* **EXERCISE TASK**:
Your task is to print the material below exactly as presented.

* **RECORDS SHOWN**:
━━━━━━

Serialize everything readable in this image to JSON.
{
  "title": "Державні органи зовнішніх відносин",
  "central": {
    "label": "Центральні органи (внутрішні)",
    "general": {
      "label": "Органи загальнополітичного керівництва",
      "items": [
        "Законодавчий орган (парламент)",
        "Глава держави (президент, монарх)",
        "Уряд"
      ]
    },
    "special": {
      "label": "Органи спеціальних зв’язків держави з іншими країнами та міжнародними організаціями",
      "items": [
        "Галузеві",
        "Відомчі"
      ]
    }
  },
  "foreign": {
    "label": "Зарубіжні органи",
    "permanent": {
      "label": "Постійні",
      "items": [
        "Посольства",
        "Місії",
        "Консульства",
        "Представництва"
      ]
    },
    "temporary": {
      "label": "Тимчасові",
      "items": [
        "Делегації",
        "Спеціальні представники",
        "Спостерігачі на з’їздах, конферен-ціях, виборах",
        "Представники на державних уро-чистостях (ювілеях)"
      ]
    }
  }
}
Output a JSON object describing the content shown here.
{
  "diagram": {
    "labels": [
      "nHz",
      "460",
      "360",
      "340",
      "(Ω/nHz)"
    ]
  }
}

━━━━━━

* **RESULT OF THIS TASK**:
Serialize everything readable in this image to JSON.
{
  "title": "Державні органи зовнішніх відносин",
  "central": {
    "label": "Центральні органи (внутрішні)",
    "general": {
      "label": "Органи загальнополітичного керівництва",
      "items": [
        "Законодавчий орган (парламент)",
        "Глава держави (президент, монарх)",
        "Уряд"
      ]
    },
    "special": {
      "label": "Органи спеціальних зв’язків держави з іншими країнами та міжнародними організаціями",
      "items": [
        "Галузеві",
        "Відомчі"
      ]
    }
  },
  "foreign": {
    "label": "Зарубіжні органи",
    "permanent": {
      "label": "Постійні",
      "items": [
        "Посольства",
        "Місії",
        "Консульства",
        "Представництва"
      ]
    },
    "temporary": {
      "label": "Тимчасові",
      "items": [
        "Делегації",
        "Спеціальні представники",
        "Спостерігачі на з’їздах, конферен-ціях, виборах",
        "Представники на державних уро-чистостях (ювілеях)"
      ]
    }
  }
}
Output a JSON object describing the content shown here.
{
  "diagram": {
    "labels": [
      "nHz",
      "460",
      "360",
      "340",
      "(Ω/nHz)"
    ]
  }
}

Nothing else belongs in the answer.